Data items:
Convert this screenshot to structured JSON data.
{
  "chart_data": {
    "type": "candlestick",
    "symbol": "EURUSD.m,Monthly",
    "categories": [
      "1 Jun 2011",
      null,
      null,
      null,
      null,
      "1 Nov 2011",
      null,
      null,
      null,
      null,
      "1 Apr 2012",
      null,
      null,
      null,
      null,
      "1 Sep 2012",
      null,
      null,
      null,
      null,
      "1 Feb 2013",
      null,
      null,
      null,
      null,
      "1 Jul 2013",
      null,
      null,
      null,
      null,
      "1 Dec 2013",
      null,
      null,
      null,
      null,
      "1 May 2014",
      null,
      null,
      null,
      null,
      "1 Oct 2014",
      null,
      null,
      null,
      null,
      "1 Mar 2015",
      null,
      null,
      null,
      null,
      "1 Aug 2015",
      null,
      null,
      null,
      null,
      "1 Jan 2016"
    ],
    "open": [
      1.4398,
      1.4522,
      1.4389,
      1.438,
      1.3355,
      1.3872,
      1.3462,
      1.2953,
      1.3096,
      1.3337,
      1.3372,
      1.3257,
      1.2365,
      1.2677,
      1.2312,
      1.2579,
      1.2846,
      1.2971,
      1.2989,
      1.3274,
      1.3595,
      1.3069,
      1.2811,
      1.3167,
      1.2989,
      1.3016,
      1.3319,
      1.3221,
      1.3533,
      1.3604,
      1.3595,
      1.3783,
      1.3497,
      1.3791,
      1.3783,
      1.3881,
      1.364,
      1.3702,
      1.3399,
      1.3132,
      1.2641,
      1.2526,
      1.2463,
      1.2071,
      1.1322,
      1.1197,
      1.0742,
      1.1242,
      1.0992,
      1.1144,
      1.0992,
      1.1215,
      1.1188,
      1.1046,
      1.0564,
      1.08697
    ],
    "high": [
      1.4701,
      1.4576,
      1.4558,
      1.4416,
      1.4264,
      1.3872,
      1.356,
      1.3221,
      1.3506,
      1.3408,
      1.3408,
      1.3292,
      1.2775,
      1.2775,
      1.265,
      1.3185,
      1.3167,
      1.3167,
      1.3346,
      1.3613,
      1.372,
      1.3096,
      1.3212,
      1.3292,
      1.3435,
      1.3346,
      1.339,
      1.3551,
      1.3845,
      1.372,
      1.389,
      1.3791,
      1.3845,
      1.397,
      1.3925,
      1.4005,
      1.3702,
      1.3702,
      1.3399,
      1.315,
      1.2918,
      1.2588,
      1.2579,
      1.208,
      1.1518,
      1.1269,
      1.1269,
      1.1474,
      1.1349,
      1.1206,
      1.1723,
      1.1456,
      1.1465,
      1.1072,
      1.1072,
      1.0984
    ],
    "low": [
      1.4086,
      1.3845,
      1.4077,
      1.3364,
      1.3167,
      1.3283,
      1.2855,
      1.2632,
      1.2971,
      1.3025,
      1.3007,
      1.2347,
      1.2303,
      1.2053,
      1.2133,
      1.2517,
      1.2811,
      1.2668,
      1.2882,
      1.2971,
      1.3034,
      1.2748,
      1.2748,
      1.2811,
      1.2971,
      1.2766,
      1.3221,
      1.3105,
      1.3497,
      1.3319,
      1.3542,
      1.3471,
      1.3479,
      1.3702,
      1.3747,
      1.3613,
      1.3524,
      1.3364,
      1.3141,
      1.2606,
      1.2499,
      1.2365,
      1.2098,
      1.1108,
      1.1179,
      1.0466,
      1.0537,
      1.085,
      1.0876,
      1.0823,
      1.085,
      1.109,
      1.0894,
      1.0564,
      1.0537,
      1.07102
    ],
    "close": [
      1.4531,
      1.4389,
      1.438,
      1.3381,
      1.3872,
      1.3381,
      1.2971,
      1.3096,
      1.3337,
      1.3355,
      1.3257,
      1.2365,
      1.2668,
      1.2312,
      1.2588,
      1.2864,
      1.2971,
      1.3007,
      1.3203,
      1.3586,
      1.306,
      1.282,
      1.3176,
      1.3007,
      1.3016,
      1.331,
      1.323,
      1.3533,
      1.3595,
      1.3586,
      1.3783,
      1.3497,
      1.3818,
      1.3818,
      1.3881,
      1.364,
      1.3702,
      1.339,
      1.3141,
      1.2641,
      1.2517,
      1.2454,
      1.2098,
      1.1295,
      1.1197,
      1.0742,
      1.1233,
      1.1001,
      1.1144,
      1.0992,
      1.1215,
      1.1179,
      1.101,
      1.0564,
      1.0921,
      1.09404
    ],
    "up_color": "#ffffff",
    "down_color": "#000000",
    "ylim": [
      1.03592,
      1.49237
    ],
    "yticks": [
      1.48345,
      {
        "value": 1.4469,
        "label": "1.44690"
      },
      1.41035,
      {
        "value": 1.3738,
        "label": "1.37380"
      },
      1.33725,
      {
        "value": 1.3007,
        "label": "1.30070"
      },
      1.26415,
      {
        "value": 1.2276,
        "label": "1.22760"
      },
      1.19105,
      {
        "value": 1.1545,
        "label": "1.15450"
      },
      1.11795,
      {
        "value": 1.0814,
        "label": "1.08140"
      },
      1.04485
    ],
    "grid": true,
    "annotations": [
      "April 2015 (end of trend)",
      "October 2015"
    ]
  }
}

_Exercise task_. Quote all of the entries exactly as they appear.

_Written solution_.
Convert this screenshot to structured JSON data.
{
  "chart_data": {
    "type": "candlestick",
    "symbol": "EURUSD.m,Monthly",
    "categories": [
      "1 Jun 2011",
      null,
      null,
      null,
      null,
      "1 Nov 2011",
      null,
      null,
      null,
      null,
      "1 Apr 2012",
      null,
      null,
      null,
      null,
      "1 Sep 2012",
      null,
      null,
      null,
      null,
      "1 Feb 2013",
      null,
      null,
      null,
      null,
      "1 Jul 2013",
      null,
      null,
      null,
      null,
      "1 Dec 2013",
      null,
      null,
      null,
      null,
      "1 May 2014",
      null,
      null,
      null,
      null,
      "1 Oct 2014",
      null,
      null,
      null,
      null,
      "1 Mar 2015",
      null,
      null,
      null,
      null,
      "1 Aug 2015",
      null,
      null,
      null,
      null,
      "1 Jan 2016"
    ],
    "open": [
      1.4398,
      1.4522,
      1.4389,
      1.438,
      1.3355,
      1.3872,
      1.3462,
      1.2953,
      1.3096,
      1.3337,
      1.3372,
      1.3257,
      1.2365,
      1.2677,
      1.2312,
      1.2579,
      1.2846,
      1.2971,
      1.2989,
      1.3274,
      1.3595,
      1.3069,
      1.2811,
      1.3167,
      1.2989,
      1.3016,
      1.3319,
      1.3221,
      1.3533,
      1.3604,
      1.3595,
      1.3783,
      1.3497,
      1.3791,
      1.3783,
      1.3881,
      1.364,
      1.3702,
      1.3399,
      1.3132,
      1.2641,
      1.2526,
      1.2463,
      1.2071,
      1.1322,
      1.1197,
      1.0742,
      1.1242,
      1.0992,
      1.1144,
      1.0992,
      1.1215,
      1.1188,
      1.1046,
      1.0564,
      1.08697
    ],
    "high": [
      1.4701,
      1.4576,
      1.4558,
      1.4416,
      1.4264,
      1.3872,
      1.356,
      1.3221,
      1.3506,
      1.3408,
      1.3408,
      1.3292,
      1.2775,
      1.2775,
      1.265,
      1.3185,
      1.3167,
      1.3167,
      1.3346,
      1.3613,
      1.372,
      1.3096,
      1.3212,
      1.3292,
      1.3435,
      1.3346,
      1.339,
      1.3551,
      1.3845,
      1.372,
      1.389,
      1.3791,
      1.3845,
      1.397,
      1.3925,
      1.4005,
      1.3702,
      1.3702,
      1.3399,
      1.315,
      1.2918,
      1.2588,
      1.2579,
      1.208,
      1.1518,
      1.1269,
      1.1269,
      1.1474,
      1.1349,
      1.1206,
      1.1723,
      1.1456,
      1.1465,
      1.1072,
      1.1072,
      1.0984
    ],
    "low": [
      1.4086,
      1.3845,
      1.4077,
      1.3364,
      1.3167,
      1.3283,
      1.2855,
      1.2632,
      1.2971,
      1.3025,
      1.3007,
      1.2347,
      1.2303,
      1.2053,
      1.2133,
      1.2517,
      1.2811,
      1.2668,
      1.2882,
      1.2971,
      1.3034,
      1.2748,
      1.2748,
      1.2811,
      1.2971,
      1.2766,
      1.3221,
      1.3105,
      1.3497,
      1.3319,
      1.3542,
      1.3471,
      1.3479,
      1.3702,
      1.3747,
      1.3613,
      1.3524,
      1.3364,
      1.3141,
      1.2606,
      1.2499,
      1.2365,
      1.2098,
      1.1108,
      1.1179,
      1.0466,
      1.0537,
      1.085,
      1.0876,
      1.0823,
      1.085,
      1.109,
      1.0894,
      1.0564,
      1.0537,
      1.07102
    ],
    "close": [
      1.4531,
      1.4389,
      1.438,
      1.3381,
      1.3872,
      1.3381,
      1.2971,
      1.3096,
      1.3337,
      1.3355,
      1.3257,
      1.2365,
      1.2668,
      1.2312,
      1.2588,
      1.2864,
      1.2971,
      1.3007,
      1.3203,
      1.3586,
      1.306,
      1.282,
      1.3176,
      1.3007,
      1.3016,
      1.331,
      1.323,
      1.3533,
      1.3595,
      1.3586,
      1.3783,
      1.3497,
      1.3818,
      1.3818,
      1.3881,
      1.364,
      1.3702,
      1.339,
      1.3141,
      1.2641,
      1.2517,
      1.2454,
      1.2098,
      1.1295,
      1.1197,
      1.0742,
      1.1233,
      1.1001,
      1.1144,
      1.0992,
      1.1215,
      1.1179,
      1.101,
      1.0564,
      1.0921,
      1.09404
    ],
    "up_color": "#ffffff",
    "down_color": "#000000",
    "ylim": [
      1.03592,
      1.49237
    ],
    "yticks": [
      1.48345,
      {
        "value": 1.4469,
        "label": "1.44690"
      },
      1.41035,
      {
        "value": 1.3738,
        "label": "1.37380"
      },
      1.33725,
      {
        "value": 1.3007,
        "label": "1.30070"
      },
      1.26415,
      {
        "value": 1.2276,
        "label": "1.22760"
      },
      1.19105,
      {
        "value": 1.1545,
        "label": "1.15450"
      },
      1.11795,
      {
        "value": 1.0814,
        "label": "1.08140"
      },
      1.04485
    ],
    "grid": true,
    "annotations": [
      "April 2015 (end of trend)",
      "October 2015"
    ]
  }
}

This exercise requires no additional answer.